## Information provided
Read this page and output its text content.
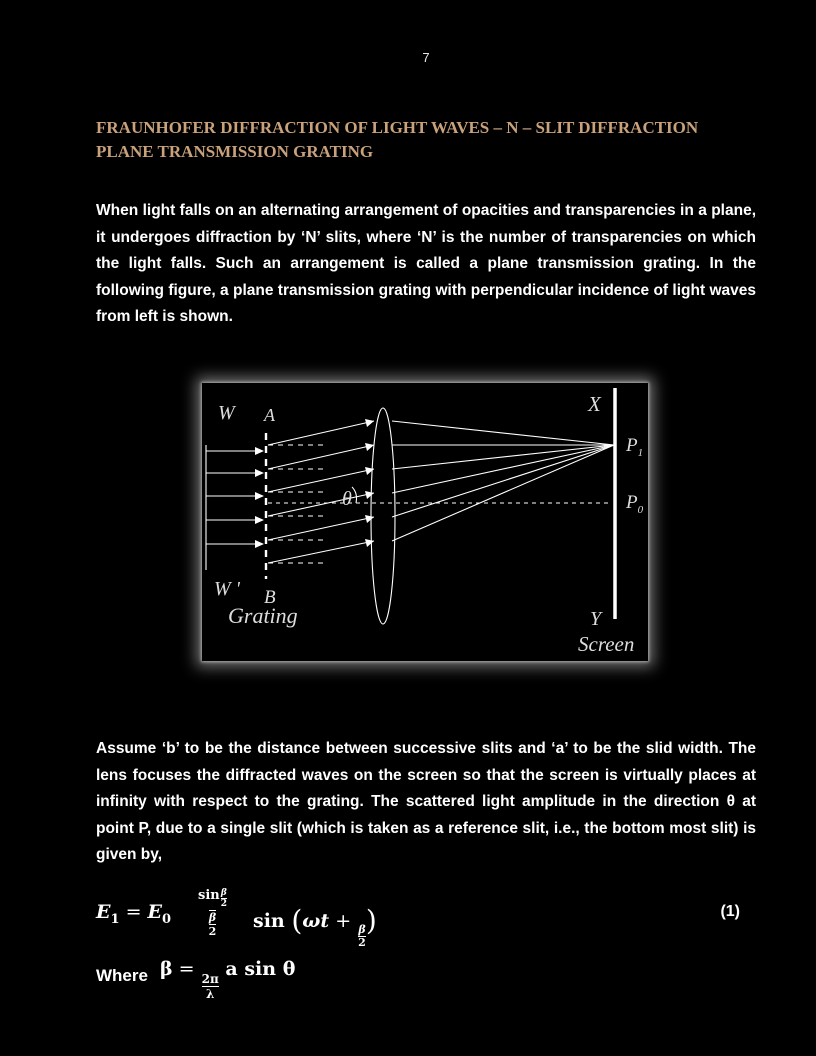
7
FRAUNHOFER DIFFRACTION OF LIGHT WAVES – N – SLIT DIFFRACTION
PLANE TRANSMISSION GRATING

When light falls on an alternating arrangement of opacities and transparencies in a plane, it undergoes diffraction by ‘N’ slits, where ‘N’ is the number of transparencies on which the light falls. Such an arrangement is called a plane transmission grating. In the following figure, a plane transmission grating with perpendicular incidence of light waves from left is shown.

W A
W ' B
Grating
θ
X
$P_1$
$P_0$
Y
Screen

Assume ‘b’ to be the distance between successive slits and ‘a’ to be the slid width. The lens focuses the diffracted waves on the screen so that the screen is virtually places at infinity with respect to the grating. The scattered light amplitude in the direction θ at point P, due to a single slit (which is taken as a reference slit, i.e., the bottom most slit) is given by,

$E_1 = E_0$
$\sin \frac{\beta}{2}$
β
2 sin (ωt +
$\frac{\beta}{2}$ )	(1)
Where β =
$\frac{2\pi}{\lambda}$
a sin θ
--
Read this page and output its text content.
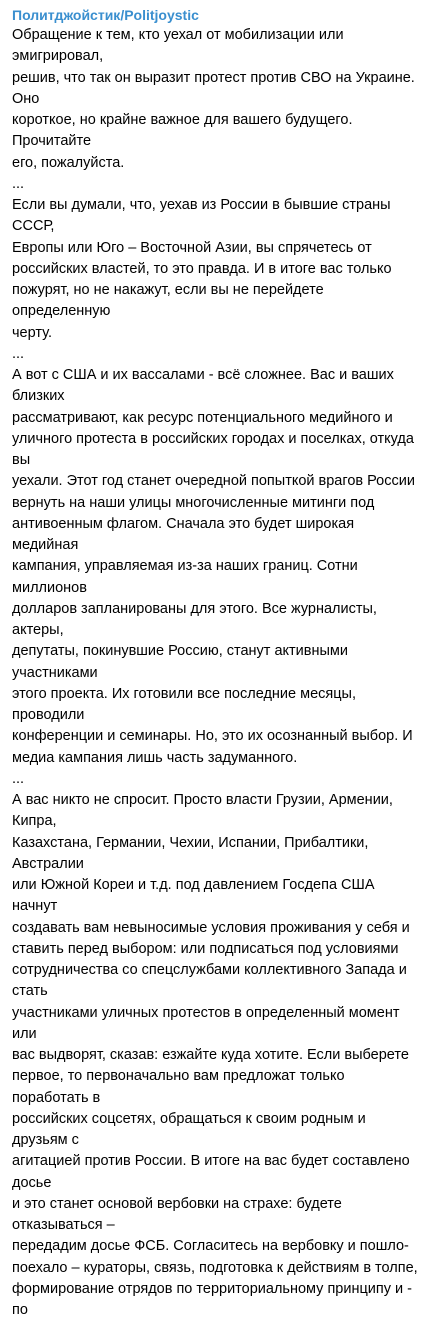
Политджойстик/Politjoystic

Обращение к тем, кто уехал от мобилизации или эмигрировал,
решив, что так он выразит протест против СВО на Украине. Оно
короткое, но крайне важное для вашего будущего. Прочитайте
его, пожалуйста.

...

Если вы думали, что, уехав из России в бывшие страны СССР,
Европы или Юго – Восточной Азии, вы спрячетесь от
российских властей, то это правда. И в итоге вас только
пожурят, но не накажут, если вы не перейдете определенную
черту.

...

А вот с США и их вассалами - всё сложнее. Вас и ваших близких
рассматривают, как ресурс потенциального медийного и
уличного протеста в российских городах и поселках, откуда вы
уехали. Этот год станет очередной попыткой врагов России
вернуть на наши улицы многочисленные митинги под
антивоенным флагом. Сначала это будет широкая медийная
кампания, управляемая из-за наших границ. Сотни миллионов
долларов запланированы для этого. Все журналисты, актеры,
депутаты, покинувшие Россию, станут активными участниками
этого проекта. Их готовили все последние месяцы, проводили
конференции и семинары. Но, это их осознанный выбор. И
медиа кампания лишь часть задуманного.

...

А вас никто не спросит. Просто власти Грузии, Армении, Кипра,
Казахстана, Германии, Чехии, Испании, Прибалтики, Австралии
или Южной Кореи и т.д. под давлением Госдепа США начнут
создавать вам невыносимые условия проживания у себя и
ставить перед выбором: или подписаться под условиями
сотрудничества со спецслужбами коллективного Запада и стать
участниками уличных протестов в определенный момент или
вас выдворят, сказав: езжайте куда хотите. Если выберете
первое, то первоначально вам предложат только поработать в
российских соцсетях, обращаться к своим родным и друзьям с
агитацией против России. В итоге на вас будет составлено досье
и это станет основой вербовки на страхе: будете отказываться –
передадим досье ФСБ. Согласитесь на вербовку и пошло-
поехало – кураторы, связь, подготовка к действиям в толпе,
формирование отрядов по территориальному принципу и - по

## What you should do
Return all lines of the material above in which the word "участниками" occurs.

## The result
депутаты, покинувшие Россию, станут активными участниками
участниками уличных протестов в определенный момент или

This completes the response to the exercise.